====== SUPPLIED ENTRIES ======

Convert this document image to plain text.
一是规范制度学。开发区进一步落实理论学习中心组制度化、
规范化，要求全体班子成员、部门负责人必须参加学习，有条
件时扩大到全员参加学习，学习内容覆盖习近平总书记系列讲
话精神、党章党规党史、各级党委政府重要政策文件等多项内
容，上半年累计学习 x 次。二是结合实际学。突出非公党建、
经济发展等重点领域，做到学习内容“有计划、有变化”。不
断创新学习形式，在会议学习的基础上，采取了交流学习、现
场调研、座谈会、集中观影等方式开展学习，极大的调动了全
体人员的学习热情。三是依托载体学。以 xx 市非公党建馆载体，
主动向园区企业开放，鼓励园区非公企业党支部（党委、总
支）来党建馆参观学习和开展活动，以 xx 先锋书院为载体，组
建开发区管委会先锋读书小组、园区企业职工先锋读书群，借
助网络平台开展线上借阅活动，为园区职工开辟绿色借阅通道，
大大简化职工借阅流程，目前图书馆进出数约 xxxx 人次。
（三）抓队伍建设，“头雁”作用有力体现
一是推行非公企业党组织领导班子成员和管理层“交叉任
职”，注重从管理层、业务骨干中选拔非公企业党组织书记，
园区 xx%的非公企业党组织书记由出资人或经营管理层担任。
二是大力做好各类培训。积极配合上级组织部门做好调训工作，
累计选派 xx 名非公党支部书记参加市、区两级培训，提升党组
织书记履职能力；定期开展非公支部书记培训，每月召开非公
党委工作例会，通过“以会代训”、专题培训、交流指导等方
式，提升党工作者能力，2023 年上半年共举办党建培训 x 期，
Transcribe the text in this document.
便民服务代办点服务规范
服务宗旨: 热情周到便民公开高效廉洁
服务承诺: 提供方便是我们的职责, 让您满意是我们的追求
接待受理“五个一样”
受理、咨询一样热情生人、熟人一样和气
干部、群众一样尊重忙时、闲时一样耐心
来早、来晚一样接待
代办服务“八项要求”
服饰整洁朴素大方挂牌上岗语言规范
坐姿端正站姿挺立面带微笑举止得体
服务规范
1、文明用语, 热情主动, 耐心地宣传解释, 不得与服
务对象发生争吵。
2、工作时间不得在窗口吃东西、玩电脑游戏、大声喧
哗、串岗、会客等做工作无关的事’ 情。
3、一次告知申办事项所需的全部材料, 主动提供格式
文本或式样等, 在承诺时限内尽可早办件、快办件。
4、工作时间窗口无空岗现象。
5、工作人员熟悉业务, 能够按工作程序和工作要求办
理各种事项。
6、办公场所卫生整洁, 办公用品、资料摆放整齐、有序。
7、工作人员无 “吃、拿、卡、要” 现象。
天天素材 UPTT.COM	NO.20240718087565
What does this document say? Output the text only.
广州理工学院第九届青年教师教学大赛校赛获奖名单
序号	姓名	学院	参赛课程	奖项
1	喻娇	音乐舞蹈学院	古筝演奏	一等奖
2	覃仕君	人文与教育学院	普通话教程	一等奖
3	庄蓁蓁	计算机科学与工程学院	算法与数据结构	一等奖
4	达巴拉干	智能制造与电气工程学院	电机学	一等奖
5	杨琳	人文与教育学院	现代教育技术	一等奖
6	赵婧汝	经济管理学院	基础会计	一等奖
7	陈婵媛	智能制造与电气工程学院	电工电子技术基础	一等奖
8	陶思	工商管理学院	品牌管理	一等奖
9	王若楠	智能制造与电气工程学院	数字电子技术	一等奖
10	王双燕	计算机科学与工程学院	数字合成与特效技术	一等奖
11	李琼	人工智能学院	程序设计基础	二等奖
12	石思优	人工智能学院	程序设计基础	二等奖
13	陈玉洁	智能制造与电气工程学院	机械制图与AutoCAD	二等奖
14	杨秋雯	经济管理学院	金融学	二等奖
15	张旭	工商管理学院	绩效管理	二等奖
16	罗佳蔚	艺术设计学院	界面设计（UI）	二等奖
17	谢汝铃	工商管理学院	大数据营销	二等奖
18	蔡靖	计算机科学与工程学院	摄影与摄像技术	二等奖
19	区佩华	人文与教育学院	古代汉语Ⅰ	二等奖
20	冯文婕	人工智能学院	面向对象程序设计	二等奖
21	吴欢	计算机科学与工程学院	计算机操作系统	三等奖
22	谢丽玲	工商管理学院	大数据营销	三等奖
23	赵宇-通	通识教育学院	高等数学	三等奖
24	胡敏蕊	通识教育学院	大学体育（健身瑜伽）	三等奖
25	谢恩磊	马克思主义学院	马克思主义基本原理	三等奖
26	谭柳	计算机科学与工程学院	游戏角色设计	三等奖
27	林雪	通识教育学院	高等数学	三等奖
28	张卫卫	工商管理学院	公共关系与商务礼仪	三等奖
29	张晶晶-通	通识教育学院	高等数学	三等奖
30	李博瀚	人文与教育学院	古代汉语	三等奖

======

> [REQUEST]: From the listing above, copy all lines holding the word "人文与教育学院".

> [EXERCISE SOLUTION]:
2	覃仕君	人文与教育学院	普通话教程	一等奖
5	杨琳	人文与教育学院	现代教育技术	一等奖
19	区佩华	人文与教育学院	古代汉语Ⅰ	二等奖
30	李博瀚	人文与教育学院	古代汉语	三等奖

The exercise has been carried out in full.